## begin

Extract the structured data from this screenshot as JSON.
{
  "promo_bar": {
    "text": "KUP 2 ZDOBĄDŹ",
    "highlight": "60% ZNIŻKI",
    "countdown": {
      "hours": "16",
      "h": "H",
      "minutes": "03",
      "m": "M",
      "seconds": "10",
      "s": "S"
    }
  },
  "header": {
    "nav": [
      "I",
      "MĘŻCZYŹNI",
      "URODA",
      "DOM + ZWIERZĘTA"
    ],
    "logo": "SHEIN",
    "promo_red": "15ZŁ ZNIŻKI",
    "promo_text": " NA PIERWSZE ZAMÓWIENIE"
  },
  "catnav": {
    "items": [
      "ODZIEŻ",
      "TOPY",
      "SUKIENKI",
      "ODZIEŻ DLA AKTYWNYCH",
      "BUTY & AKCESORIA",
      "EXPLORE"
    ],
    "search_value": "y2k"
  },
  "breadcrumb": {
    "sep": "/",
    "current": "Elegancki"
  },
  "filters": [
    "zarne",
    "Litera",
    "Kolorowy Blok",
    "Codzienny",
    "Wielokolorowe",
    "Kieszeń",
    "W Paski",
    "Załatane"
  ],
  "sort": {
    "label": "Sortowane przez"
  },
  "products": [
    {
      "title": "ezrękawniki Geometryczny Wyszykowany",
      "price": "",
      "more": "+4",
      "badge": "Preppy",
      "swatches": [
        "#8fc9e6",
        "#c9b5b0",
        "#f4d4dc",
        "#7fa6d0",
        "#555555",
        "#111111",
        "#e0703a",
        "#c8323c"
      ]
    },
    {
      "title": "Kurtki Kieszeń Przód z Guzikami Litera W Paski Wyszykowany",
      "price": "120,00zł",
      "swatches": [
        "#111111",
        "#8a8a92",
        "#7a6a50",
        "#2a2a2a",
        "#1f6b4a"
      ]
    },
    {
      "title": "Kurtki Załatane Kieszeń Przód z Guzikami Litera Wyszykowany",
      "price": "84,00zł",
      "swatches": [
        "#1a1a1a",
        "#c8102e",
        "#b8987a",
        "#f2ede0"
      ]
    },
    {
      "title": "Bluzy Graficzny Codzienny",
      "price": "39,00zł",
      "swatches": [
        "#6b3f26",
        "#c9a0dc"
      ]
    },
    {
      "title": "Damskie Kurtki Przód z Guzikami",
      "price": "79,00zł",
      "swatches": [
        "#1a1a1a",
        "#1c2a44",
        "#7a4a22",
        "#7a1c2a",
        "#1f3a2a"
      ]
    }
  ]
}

## end

■ **What is asked**
Identify every line above with the string "Litera" in it. Copy those lines.

■ **Output**
    "Litera",
      "title": "Kurtki Kieszeń Przód z Guzikami Litera W Paski Wyszykowany",
      "title": "Kurtki Załatane Kieszeń Przód z Guzikami Litera Wyszykowany",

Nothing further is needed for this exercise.